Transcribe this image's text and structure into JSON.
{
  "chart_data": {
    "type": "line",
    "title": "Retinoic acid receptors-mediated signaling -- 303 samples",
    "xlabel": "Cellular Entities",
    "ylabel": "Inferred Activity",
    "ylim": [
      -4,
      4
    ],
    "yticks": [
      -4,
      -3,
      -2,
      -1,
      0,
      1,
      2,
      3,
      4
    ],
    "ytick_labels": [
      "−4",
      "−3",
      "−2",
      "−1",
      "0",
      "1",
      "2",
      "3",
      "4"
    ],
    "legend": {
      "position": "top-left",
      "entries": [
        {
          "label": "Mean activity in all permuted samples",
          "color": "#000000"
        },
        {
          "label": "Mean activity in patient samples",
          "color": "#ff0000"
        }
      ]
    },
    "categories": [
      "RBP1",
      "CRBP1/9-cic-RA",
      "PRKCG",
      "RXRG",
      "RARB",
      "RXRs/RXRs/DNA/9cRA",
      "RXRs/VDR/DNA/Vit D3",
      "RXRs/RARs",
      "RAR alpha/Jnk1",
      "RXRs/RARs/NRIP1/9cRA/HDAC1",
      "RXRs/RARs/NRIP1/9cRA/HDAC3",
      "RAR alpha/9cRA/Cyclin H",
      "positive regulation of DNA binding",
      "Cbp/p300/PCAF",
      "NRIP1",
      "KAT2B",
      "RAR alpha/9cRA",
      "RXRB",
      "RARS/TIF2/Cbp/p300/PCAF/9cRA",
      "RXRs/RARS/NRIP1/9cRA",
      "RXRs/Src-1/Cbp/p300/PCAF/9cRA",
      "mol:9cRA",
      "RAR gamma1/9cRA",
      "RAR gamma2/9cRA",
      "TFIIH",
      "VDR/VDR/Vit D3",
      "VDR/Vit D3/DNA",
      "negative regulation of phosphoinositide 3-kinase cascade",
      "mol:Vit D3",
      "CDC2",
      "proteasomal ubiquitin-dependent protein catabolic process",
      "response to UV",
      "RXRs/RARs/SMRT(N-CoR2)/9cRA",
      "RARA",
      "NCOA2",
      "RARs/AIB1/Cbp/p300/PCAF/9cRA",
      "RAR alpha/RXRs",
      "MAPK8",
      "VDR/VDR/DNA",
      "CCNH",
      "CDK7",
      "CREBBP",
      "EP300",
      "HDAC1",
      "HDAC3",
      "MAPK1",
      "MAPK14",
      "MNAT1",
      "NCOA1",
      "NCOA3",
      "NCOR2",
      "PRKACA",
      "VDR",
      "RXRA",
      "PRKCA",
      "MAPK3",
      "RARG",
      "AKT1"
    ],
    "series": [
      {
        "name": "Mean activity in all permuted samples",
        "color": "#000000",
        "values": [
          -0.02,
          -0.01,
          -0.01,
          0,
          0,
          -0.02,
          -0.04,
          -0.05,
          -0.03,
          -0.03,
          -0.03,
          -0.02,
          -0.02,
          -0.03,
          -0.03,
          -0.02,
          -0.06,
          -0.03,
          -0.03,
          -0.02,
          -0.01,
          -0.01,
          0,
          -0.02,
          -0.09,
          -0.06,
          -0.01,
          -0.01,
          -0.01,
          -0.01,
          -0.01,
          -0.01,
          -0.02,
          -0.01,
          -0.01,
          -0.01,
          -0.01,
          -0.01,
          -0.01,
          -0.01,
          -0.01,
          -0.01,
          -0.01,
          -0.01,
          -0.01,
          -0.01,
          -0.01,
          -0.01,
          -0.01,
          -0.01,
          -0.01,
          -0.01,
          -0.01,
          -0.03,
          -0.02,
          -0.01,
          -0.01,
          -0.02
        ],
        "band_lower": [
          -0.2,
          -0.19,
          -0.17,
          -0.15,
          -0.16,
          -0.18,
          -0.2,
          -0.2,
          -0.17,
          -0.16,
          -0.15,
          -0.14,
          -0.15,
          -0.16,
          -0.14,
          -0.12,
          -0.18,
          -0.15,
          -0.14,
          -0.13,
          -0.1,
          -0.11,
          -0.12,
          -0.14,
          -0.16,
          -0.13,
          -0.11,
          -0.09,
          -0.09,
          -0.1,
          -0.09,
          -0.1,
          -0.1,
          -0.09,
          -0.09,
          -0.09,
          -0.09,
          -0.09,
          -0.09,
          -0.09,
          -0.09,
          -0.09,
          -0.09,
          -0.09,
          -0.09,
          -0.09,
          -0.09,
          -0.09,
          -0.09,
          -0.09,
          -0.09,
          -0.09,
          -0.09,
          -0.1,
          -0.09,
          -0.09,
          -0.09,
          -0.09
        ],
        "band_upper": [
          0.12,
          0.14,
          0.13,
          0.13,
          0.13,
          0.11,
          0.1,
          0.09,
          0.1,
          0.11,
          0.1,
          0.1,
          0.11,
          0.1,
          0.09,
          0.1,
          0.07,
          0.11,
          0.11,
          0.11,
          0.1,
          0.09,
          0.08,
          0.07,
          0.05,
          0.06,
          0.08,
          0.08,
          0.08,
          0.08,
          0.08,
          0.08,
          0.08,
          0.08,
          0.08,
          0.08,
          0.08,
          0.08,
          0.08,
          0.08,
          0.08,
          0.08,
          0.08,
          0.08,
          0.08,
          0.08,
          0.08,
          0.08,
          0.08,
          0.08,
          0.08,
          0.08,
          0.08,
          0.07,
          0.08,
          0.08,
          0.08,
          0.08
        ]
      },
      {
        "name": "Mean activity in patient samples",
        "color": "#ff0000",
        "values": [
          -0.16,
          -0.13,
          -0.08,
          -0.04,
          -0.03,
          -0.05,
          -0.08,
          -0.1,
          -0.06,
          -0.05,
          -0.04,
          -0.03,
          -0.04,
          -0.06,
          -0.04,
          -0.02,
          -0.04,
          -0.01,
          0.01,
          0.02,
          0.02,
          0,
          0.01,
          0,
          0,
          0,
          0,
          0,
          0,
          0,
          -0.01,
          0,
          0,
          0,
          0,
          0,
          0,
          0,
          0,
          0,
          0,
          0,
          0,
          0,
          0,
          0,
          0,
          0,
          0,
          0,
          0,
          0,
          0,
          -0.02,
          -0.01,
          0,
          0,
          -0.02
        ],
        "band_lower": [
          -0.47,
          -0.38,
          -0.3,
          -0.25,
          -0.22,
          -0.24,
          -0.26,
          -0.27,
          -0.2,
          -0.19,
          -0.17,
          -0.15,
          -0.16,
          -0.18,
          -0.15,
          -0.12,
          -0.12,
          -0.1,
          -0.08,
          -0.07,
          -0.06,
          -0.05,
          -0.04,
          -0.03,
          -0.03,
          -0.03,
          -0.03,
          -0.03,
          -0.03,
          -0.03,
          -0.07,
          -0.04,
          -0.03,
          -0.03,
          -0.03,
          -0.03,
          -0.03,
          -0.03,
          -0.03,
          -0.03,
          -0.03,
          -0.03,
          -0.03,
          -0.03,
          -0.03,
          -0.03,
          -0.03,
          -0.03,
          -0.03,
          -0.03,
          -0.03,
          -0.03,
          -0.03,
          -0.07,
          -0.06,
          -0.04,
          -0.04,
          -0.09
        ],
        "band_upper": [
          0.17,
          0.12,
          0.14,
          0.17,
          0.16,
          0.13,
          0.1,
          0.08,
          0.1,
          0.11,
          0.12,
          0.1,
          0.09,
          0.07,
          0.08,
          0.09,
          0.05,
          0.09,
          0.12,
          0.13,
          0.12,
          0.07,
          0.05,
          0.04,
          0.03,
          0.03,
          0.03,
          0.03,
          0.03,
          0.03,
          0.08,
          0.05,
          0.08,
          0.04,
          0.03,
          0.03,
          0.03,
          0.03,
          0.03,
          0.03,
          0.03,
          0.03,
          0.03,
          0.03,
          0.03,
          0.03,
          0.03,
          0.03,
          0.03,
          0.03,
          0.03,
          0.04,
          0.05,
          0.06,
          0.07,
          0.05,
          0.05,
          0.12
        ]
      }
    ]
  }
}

——————

DIRECTIONS FOR THIS TASK:
A complete answer gives every line of the data that includes "permuted".

RESULT BELOW:
          "label": "Mean activity in all permuted samples",
        "name": "Mean activity in all permuted samples",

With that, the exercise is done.